### Exercise aim
From the listing below, return each line that includes "Benzo".

==*==

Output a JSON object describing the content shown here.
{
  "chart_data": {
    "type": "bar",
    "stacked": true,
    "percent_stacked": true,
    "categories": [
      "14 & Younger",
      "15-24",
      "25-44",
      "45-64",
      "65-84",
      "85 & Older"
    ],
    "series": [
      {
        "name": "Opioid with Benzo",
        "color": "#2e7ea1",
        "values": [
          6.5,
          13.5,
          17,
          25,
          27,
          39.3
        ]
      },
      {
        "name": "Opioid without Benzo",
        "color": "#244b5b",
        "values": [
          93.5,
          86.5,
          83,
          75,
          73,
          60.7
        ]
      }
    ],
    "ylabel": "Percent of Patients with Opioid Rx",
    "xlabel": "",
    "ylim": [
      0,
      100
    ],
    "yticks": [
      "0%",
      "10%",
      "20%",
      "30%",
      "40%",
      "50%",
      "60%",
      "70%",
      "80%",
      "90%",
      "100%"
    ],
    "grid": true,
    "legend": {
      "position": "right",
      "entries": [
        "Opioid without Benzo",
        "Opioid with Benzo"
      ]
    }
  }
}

==*==

### Output
        "name": "Opioid with Benzo",
        "name": "Opioid without Benzo",
        "Opioid without Benzo",
        "Opioid with Benzo"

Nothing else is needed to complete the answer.